(begin)

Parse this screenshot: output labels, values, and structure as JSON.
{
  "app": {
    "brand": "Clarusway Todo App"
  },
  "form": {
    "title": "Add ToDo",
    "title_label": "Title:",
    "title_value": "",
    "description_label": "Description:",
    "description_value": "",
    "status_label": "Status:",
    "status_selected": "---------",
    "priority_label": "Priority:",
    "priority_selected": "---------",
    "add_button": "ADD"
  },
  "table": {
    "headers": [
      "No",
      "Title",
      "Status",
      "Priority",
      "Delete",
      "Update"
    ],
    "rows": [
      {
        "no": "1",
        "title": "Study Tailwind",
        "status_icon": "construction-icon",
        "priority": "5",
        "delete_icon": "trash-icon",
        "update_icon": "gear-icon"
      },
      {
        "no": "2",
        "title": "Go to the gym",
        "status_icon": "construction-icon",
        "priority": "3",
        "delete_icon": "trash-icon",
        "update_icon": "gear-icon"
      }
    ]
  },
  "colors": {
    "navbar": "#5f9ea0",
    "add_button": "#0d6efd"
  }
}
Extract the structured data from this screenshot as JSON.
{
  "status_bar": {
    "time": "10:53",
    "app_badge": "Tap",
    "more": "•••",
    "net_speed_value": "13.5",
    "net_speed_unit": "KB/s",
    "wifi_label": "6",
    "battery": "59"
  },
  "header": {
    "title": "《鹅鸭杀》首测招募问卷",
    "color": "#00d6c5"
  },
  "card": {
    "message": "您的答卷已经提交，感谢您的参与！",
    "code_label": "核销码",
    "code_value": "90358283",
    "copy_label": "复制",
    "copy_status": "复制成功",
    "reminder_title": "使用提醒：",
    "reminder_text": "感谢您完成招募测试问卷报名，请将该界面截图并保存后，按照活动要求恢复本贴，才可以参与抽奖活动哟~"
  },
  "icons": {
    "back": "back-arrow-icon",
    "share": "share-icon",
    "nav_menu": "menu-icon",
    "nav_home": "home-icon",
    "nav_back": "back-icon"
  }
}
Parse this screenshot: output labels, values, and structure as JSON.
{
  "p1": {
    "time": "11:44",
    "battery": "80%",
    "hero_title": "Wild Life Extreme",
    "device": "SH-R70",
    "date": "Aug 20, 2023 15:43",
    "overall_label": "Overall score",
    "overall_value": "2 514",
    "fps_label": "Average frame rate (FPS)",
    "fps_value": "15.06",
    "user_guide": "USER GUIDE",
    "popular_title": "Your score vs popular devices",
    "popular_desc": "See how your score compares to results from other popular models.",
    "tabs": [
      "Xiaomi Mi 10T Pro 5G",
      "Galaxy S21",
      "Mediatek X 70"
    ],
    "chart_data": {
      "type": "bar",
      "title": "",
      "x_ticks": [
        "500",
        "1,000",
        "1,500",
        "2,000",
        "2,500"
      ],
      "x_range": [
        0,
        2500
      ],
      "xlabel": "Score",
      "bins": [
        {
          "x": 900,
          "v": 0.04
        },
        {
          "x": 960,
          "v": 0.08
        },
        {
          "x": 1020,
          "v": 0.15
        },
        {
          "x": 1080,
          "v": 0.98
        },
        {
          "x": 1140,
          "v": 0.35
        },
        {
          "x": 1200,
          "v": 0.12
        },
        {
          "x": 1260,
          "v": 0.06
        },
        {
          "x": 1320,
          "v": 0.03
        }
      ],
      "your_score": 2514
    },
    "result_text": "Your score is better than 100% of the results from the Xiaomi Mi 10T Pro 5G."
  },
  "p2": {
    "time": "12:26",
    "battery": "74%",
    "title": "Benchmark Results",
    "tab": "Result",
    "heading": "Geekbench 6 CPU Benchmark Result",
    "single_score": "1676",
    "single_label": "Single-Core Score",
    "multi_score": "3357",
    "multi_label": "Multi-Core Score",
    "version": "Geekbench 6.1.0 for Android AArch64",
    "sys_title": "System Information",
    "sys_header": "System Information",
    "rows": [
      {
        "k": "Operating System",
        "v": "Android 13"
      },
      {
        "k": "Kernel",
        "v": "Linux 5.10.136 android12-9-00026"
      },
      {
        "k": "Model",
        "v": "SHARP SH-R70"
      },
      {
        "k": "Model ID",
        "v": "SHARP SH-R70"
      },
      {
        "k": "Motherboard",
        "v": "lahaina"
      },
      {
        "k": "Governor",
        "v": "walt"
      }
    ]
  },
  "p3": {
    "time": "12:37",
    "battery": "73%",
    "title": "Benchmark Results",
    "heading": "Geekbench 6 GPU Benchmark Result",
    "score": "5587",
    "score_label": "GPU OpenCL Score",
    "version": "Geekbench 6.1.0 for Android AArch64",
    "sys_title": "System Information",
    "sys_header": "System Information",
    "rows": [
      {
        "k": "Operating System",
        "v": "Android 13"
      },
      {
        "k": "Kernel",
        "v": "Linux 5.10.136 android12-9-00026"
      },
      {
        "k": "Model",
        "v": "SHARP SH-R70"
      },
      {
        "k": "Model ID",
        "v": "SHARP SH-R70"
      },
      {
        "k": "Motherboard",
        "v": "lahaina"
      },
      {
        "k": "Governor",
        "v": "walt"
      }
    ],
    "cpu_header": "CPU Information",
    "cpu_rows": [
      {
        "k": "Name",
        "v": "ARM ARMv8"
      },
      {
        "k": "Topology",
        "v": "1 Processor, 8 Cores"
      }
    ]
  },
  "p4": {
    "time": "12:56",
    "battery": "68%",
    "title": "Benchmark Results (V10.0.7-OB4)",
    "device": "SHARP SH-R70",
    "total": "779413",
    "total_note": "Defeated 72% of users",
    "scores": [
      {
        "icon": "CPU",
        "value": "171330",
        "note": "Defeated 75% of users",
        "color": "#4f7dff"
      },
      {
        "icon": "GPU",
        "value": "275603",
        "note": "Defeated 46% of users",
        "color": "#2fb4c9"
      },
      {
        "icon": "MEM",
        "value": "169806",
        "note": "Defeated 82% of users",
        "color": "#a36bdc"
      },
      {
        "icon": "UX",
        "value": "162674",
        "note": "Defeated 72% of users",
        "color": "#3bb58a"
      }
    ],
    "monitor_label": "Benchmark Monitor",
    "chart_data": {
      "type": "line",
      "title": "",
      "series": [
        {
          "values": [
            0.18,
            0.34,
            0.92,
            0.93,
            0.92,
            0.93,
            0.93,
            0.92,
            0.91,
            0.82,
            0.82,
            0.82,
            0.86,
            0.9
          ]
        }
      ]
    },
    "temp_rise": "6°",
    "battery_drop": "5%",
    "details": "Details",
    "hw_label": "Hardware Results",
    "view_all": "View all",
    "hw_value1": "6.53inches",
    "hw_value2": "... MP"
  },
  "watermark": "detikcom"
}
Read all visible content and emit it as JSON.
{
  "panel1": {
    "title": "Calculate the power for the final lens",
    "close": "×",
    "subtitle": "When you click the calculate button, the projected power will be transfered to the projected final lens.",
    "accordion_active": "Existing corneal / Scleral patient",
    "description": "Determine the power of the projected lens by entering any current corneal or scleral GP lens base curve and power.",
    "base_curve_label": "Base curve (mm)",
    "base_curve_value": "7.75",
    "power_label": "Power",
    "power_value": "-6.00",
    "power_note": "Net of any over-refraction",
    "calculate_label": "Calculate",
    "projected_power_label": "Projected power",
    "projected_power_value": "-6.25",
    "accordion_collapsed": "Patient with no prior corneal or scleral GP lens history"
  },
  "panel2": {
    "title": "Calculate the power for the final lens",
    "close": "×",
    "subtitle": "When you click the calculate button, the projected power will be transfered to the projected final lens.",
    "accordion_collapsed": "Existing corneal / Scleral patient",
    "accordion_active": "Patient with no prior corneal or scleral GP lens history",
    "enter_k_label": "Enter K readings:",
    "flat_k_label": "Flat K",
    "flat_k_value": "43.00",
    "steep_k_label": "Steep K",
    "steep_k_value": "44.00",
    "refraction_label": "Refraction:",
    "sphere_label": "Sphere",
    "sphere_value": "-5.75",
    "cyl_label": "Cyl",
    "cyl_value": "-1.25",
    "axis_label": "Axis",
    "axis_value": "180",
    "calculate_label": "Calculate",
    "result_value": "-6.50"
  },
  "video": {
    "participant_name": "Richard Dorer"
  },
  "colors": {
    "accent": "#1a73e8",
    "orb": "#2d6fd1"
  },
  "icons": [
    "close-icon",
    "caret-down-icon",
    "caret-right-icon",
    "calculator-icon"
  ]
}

(end)

* _Exercise_
Select every line in the material above where the string "from" occurs, and copy it.

* _Full solution_
Extract the structured data from this screenshot as JSON.
    "popular_desc": "See how your score compares to results from other popular models.",
    "result_text": "Your score is better than 100% of the results from the Xiaomi Mi 10T Pro 5G."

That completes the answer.